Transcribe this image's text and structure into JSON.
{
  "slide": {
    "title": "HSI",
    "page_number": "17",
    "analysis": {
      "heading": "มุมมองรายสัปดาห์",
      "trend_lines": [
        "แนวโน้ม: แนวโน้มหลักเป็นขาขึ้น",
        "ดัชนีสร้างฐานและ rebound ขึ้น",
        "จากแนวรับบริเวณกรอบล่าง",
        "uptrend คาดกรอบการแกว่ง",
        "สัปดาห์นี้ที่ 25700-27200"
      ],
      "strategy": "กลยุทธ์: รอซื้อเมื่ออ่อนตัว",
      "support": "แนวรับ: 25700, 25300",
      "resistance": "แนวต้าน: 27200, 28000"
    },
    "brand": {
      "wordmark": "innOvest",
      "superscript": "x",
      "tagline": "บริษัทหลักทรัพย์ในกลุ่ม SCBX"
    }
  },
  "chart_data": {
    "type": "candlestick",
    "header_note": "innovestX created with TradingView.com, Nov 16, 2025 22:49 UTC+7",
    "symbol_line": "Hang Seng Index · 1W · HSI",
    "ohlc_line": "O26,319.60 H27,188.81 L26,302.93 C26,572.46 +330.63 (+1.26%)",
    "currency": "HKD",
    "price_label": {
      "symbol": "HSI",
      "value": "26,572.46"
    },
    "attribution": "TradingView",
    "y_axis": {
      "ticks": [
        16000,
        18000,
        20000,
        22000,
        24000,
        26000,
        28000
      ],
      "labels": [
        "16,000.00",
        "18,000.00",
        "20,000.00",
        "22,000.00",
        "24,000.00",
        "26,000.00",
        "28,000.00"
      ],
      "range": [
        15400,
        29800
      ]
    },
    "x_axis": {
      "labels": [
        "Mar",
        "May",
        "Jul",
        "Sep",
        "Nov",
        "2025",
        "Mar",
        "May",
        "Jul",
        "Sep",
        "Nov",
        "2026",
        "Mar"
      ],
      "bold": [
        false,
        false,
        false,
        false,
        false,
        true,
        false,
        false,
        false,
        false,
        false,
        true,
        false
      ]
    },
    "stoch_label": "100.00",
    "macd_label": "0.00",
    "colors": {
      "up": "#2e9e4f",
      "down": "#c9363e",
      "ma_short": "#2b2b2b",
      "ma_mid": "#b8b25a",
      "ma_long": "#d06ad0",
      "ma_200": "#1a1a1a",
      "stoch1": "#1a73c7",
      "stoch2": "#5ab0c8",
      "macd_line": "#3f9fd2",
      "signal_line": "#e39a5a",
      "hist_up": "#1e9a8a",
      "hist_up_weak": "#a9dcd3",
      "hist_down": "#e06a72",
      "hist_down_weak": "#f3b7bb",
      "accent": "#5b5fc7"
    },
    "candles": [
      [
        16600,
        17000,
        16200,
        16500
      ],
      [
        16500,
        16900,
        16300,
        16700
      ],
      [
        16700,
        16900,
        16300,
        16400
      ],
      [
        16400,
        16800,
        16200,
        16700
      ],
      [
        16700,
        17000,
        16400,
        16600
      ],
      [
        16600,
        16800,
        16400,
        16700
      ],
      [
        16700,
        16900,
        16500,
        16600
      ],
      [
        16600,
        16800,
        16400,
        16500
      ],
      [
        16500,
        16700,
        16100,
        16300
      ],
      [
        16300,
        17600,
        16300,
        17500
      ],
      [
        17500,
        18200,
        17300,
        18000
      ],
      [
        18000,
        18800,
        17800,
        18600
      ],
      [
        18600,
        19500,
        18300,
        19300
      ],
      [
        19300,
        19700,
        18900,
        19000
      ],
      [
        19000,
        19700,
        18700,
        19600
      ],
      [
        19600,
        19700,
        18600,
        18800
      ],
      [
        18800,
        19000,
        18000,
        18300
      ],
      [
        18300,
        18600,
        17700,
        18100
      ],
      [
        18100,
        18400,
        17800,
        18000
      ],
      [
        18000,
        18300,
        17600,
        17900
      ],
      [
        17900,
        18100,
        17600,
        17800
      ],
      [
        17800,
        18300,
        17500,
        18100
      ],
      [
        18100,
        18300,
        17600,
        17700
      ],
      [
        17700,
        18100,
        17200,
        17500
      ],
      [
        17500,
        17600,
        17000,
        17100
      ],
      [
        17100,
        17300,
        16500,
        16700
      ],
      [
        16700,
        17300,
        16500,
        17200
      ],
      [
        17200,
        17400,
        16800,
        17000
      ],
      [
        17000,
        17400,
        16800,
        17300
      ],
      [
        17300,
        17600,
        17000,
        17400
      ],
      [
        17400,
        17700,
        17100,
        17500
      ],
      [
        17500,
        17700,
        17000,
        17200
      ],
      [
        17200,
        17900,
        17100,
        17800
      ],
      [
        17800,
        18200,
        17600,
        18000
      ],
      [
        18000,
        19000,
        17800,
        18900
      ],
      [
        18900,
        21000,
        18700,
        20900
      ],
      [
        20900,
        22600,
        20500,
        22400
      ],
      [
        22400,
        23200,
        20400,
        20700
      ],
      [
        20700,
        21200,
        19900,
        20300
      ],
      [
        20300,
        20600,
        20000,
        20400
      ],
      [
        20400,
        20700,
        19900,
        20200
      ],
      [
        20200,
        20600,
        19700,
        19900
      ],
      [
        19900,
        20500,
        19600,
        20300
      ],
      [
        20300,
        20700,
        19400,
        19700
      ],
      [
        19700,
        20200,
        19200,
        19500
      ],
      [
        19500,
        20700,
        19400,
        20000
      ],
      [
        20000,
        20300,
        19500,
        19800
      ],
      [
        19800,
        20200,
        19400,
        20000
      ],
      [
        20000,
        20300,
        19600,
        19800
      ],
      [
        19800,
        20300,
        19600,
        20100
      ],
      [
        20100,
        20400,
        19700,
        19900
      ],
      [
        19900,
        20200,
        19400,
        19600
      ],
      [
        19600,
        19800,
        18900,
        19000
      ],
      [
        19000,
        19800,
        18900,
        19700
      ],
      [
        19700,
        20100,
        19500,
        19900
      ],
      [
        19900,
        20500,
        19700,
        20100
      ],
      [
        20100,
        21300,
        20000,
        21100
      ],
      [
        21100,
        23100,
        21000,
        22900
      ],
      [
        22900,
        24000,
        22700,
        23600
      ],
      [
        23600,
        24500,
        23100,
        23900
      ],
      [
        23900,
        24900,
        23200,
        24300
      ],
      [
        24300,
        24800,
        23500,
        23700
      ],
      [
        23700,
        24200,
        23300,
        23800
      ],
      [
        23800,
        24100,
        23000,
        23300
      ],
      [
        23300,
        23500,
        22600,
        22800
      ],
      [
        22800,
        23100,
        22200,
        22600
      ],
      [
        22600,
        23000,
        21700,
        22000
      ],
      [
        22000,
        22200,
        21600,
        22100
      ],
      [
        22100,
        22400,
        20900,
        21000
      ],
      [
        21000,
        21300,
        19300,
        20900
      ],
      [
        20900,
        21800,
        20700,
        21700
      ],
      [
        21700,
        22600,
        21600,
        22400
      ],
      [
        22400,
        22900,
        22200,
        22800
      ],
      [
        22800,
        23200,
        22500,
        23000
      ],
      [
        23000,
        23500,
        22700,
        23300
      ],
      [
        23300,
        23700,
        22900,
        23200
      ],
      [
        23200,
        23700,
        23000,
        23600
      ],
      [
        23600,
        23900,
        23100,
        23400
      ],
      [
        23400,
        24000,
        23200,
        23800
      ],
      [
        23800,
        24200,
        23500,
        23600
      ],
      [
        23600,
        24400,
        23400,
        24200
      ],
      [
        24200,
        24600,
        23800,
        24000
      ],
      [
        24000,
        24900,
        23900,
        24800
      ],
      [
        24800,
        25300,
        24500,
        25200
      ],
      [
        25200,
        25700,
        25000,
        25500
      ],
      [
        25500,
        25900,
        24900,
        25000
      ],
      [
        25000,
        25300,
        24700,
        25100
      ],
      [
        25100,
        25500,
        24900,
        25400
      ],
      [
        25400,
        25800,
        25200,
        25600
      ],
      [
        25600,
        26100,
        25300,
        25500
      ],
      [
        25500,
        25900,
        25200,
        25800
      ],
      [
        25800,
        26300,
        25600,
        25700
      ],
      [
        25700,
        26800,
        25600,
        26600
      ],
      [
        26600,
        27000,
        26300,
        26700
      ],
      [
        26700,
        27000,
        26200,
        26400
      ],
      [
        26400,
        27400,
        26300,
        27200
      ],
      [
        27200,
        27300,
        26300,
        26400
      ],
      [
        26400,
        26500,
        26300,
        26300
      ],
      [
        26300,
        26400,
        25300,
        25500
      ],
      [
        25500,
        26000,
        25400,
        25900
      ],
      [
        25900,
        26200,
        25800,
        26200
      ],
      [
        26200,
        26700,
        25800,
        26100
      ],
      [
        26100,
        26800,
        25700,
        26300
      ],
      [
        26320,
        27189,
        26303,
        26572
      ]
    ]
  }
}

= = = =

■ Work instructions ■
Using the material above, report each line where "ปดาห" occurs.

■ Worked solution ■
      "heading": "มุมมองรายสัปดาห์",
        "สัปดาห์นี้ที่ 25700-27200"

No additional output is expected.